Set task: Reproduce every entry exactly.
________________________________________
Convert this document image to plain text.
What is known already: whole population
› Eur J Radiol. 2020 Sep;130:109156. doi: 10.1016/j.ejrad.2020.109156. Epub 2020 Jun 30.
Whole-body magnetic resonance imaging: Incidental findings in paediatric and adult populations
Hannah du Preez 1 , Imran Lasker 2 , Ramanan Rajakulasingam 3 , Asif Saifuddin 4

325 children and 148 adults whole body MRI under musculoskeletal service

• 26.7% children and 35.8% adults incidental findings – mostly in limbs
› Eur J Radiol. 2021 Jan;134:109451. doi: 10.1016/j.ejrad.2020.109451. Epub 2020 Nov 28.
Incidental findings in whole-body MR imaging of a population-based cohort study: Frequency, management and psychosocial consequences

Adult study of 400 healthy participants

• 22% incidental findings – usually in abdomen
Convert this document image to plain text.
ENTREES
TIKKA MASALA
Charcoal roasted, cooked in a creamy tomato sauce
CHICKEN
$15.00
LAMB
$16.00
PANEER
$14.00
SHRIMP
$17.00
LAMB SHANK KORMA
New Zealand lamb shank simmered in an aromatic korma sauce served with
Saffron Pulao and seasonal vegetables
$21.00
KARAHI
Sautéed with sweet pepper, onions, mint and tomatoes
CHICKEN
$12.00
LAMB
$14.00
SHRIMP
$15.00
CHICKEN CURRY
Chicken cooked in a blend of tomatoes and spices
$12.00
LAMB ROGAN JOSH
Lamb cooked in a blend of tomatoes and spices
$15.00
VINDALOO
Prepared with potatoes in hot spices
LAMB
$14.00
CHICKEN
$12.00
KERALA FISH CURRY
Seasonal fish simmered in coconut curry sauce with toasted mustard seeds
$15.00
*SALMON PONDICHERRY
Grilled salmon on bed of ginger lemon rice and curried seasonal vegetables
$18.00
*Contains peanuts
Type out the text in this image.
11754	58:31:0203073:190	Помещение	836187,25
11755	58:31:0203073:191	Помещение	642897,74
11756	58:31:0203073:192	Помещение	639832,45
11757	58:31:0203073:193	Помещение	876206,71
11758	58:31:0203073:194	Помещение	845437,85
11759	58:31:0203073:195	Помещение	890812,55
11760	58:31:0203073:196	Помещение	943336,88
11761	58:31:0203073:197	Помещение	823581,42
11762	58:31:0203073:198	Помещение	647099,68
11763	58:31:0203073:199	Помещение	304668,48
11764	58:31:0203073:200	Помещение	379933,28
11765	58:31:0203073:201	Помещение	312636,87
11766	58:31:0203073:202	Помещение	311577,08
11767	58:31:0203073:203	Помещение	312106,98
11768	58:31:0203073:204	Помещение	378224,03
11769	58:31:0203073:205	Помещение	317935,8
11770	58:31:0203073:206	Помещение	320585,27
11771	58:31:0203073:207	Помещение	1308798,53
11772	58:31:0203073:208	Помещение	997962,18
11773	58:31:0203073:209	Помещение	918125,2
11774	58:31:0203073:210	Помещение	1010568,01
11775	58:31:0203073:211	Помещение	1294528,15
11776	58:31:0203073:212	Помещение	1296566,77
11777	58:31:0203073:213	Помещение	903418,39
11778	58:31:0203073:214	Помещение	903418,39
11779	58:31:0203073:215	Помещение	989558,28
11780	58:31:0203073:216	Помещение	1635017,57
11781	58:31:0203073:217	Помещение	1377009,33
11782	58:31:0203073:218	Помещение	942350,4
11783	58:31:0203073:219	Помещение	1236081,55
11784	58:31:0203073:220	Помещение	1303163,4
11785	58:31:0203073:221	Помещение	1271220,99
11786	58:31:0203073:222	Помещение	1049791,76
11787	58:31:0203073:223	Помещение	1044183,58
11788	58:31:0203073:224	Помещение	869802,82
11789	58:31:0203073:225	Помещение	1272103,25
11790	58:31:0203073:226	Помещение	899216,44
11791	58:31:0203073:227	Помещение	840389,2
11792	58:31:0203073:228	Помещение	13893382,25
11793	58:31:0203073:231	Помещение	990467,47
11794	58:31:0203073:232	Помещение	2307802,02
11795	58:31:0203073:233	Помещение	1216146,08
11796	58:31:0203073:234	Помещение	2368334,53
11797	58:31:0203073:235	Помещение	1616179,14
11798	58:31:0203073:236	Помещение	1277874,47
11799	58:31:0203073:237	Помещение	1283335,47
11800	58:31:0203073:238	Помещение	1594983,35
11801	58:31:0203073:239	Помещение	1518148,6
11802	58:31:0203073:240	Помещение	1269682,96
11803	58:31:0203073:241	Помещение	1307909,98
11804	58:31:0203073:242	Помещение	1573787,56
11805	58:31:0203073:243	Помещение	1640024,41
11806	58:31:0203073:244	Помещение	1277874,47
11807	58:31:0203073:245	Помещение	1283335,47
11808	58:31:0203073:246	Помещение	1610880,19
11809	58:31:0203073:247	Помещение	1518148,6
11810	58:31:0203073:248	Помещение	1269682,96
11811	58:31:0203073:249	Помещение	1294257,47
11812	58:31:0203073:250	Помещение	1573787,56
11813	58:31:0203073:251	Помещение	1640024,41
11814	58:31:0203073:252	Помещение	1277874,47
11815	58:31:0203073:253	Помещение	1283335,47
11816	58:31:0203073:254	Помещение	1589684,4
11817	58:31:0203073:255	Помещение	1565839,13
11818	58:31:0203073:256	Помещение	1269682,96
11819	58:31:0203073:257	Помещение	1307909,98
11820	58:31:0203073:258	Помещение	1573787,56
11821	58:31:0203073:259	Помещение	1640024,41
________________________________________
Result for this task:
Convert this document image to plain text.
What is known already: whole population
› Eur J Radiol. 2020 Sep;130:109156. doi: 10.1016/j.ejrad.2020.109156. Epub 2020 Jun 30.
Whole-body magnetic resonance imaging: Incidental findings in paediatric and adult populations
Hannah du Preez 1 , Imran Lasker 2 , Ramanan Rajakulasingam 3 , Asif Saifuddin 4

325 children and 148 adults whole body MRI under musculoskeletal service

• 26.7% children and 35.8% adults incidental findings – mostly in limbs
› Eur J Radiol. 2021 Jan;134:109451. doi: 10.1016/j.ejrad.2020.109451. Epub 2020 Nov 28.
Incidental findings in whole-body MR imaging of a population-based cohort study: Frequency, management and psychosocial consequences

Adult study of 400 healthy participants

• 22% incidental findings – usually in abdomen
Convert this document image to plain text.
ENTREES
TIKKA MASALA
Charcoal roasted, cooked in a creamy tomato sauce
CHICKEN
$15.00
LAMB
$16.00
PANEER
$14.00
SHRIMP
$17.00
LAMB SHANK KORMA
New Zealand lamb shank simmered in an aromatic korma sauce served with
Saffron Pulao and seasonal vegetables
$21.00
KARAHI
Sautéed with sweet pepper, onions, mint and tomatoes
CHICKEN
$12.00
LAMB
$14.00
SHRIMP
$15.00
CHICKEN CURRY
Chicken cooked in a blend of tomatoes and spices
$12.00
LAMB ROGAN JOSH
Lamb cooked in a blend of tomatoes and spices
$15.00
VINDALOO
Prepared with potatoes in hot spices
LAMB
$14.00
CHICKEN
$12.00
KERALA FISH CURRY
Seasonal fish simmered in coconut curry sauce with toasted mustard seeds
$15.00
*SALMON PONDICHERRY
Grilled salmon on bed of ginger lemon rice and curried seasonal vegetables
$18.00
*Contains peanuts
Type out the text in this image.
11754	58:31:0203073:190	Помещение	836187,25
11755	58:31:0203073:191	Помещение	642897,74
11756	58:31:0203073:192	Помещение	639832,45
11757	58:31:0203073:193	Помещение	876206,71
11758	58:31:0203073:194	Помещение	845437,85
11759	58:31:0203073:195	Помещение	890812,55
11760	58:31:0203073:196	Помещение	943336,88
11761	58:31:0203073:197	Помещение	823581,42
11762	58:31:0203073:198	Помещение	647099,68
11763	58:31:0203073:199	Помещение	304668,48
11764	58:31:0203073:200	Помещение	379933,28
11765	58:31:0203073:201	Помещение	312636,87
11766	58:31:0203073:202	Помещение	311577,08
11767	58:31:0203073:203	Помещение	312106,98
11768	58:31:0203073:204	Помещение	378224,03
11769	58:31:0203073:205	Помещение	317935,8
11770	58:31:0203073:206	Помещение	320585,27
11771	58:31:0203073:207	Помещение	1308798,53
11772	58:31:0203073:208	Помещение	997962,18
11773	58:31:0203073:209	Помещение	918125,2
11774	58:31:0203073:210	Помещение	1010568,01
11775	58:31:0203073:211	Помещение	1294528,15
11776	58:31:0203073:212	Помещение	1296566,77
11777	58:31:0203073:213	Помещение	903418,39
11778	58:31:0203073:214	Помещение	903418,39
11779	58:31:0203073:215	Помещение	989558,28
11780	58:31:0203073:216	Помещение	1635017,57
11781	58:31:0203073:217	Помещение	1377009,33
11782	58:31:0203073:218	Помещение	942350,4
11783	58:31:0203073:219	Помещение	1236081,55
11784	58:31:0203073:220	Помещение	1303163,4
11785	58:31:0203073:221	Помещение	1271220,99
11786	58:31:0203073:222	Помещение	1049791,76
11787	58:31:0203073:223	Помещение	1044183,58
11788	58:31:0203073:224	Помещение	869802,82
11789	58:31:0203073:225	Помещение	1272103,25
11790	58:31:0203073:226	Помещение	899216,44
11791	58:31:0203073:227	Помещение	840389,2
11792	58:31:0203073:228	Помещение	13893382,25
11793	58:31:0203073:231	Помещение	990467,47
11794	58:31:0203073:232	Помещение	2307802,02
11795	58:31:0203073:233	Помещение	1216146,08
11796	58:31:0203073:234	Помещение	2368334,53
11797	58:31:0203073:235	Помещение	1616179,14
11798	58:31:0203073:236	Помещение	1277874,47
11799	58:31:0203073:237	Помещение	1283335,47
11800	58:31:0203073:238	Помещение	1594983,35
11801	58:31:0203073:239	Помещение	1518148,6
11802	58:31:0203073:240	Помещение	1269682,96
11803	58:31:0203073:241	Помещение	1307909,98
11804	58:31:0203073:242	Помещение	1573787,56
11805	58:31:0203073:243	Помещение	1640024,41
11806	58:31:0203073:244	Помещение	1277874,47
11807	58:31:0203073:245	Помещение	1283335,47
11808	58:31:0203073:246	Помещение	1610880,19
11809	58:31:0203073:247	Помещение	1518148,6
11810	58:31:0203073:248	Помещение	1269682,96
11811	58:31:0203073:249	Помещение	1294257,47
11812	58:31:0203073:250	Помещение	1573787,56
11813	58:31:0203073:251	Помещение	1640024,41
11814	58:31:0203073:252	Помещение	1277874,47
11815	58:31:0203073:253	Помещение	1283335,47
11816	58:31:0203073:254	Помещение	1589684,4
11817	58:31:0203073:255	Помещение	1565839,13
11818	58:31:0203073:256	Помещение	1269682,96
11819	58:31:0203073:257	Помещение	1307909,98
11820	58:31:0203073:258	Помещение	1573787,56
11821	58:31:0203073:259	Помещение	1640024,41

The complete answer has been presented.